WORK TASK. Please repeat the text below on the BSN degree and nursing careers word for word, keeping its heading, links and paragraph breaks.

Some health systems reward the BSN directly through clinical ladder programs. The degree can of course indirectly affect salary level as well. A MedStar salary survey finds that averages are a little higher for nurses with the BSN: about $6,000 (https://www.medscape.com/features/slideshow/public/nurse-salary-report-2015#page=9). Montana, a state with a self-described tight market and little unemployment among nurses, reported a $2,000 difference (http://healthinfo.montana.edu/workforce-development/NursingReport2016.pdf). The big leap was at the master’s level.

Still, investing in the BSN is more about opportunity than salary. The nursing shortage was delayed for some years because of a recession. Many new graduates reported difficulties finding a first job. This was more likely to happen with ADNs than BSNs.

Many premier acute care facilities offer residencies or transition to practice programs for new grads. This can provide the opportunity to begin one’s career in a specialized hospital unit (pediatrics, oncology). Many facilities, though, limit their candidate pools to BSNs.

In tight markets, an ADN is more likely to be snapped up. The employer may well be a hospital or large medical system. ADNs who work for major employers may even have employee assistance in progressing to the higher level. Nursing organizations strongly support Academic Progression in Nursing (APIN).

Formal Role Distinctions

Some states make distinctions between degree level in code. The distinction, though, may be at the level of the level of educational preparation. Texas, for example, has differentiated competencies for students who graduate from different types of RN program (https://www.bon.texas.gov/pdfs/differentiated_essential_competencies-2010.pdf).

PROVIDED RECORDS.
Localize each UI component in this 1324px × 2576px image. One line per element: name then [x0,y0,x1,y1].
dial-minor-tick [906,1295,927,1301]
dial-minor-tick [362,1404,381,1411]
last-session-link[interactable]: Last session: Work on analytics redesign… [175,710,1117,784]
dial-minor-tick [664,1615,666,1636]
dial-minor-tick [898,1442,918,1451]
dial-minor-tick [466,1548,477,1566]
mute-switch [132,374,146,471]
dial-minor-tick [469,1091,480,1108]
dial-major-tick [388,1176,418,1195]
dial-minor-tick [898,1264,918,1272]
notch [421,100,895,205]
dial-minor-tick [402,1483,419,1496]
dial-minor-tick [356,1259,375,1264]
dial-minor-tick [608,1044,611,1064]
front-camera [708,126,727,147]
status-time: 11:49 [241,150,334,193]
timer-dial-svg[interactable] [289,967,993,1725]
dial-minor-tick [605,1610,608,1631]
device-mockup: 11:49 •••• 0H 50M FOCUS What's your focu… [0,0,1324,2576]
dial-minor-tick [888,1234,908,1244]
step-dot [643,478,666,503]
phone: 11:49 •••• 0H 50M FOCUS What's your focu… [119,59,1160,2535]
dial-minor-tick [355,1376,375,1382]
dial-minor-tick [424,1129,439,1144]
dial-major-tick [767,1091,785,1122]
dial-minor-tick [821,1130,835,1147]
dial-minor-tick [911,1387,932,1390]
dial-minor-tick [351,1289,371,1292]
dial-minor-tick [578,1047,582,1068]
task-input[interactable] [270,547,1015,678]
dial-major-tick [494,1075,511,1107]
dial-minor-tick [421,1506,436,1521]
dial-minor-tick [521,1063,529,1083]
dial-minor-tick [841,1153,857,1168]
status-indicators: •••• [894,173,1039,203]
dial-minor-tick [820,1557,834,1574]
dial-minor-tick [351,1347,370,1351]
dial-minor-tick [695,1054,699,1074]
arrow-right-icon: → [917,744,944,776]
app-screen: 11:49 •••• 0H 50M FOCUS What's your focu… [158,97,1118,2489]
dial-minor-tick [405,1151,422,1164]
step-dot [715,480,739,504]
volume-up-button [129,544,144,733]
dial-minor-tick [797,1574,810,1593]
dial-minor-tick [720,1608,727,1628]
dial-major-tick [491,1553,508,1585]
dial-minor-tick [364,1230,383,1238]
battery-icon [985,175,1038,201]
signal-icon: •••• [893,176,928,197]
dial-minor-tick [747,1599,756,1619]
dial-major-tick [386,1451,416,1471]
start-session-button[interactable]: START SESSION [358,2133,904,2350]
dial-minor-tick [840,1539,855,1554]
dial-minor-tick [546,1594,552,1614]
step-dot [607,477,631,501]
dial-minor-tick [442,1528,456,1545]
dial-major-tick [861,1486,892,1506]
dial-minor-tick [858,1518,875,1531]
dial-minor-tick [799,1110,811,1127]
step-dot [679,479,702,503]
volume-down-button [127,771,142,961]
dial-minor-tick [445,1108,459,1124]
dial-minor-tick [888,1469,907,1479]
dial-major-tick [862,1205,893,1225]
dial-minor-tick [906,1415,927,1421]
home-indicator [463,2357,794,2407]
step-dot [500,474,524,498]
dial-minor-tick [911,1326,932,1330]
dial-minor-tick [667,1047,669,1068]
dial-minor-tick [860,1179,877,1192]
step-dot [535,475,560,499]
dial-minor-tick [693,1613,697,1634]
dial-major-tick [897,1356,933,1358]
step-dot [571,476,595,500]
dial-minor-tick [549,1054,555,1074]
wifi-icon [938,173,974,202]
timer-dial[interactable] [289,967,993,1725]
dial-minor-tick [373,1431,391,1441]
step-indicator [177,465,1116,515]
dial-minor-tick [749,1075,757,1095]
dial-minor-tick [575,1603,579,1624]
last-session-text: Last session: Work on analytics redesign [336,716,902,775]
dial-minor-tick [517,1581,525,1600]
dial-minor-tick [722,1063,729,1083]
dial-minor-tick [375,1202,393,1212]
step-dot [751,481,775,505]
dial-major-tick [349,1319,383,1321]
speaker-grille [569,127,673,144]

ANSWER TO THIS EXERCISE.
Some health systems reward the BSN directly through clinical ladder programs. The degree can of course indirectly affect salary level as well. A MedStar salary survey finds that averages are a little higher for nurses with the BSN: about $6,000 (https://www.medscape.com/features/slideshow/public/nurse-salary-report-2015#page=9). Montana, a state with a self-described tight market and little unemployment among nurses, reported a $2,000 difference (http://healthinfo.montana.edu/workforce-development/NursingReport2016.pdf). The big leap was at the master’s level.

Still, investing in the BSN is more about opportunity than salary. The nursing shortage was delayed for some years because of a recession. Many new graduates reported difficulties finding a first job. This was more likely to happen with ADNs than BSNs.

Many premier acute care facilities offer residencies or transition to practice programs for new grads. This can provide the opportunity to begin one’s career in a specialized hospital unit (pediatrics, oncology). Many facilities, though, limit their candidate pools to BSNs.

In tight markets, an ADN is more likely to be snapped up. The employer may well be a hospital or large medical system. ADNs who work for major employers may even have employee assistance in progressing to the higher level. Nursing organizations strongly support Academic Progression in Nursing (APIN).

Formal Role Distinctions

Some states make distinctions between degree level in code. The distinction, though, may be at the level of the level of educational preparation. Texas, for example, has differentiated competencies for students who graduate from different types of RN program (https://www.bon.texas.gov/pdfs/differentiated_essential_competencies-2010.pdf).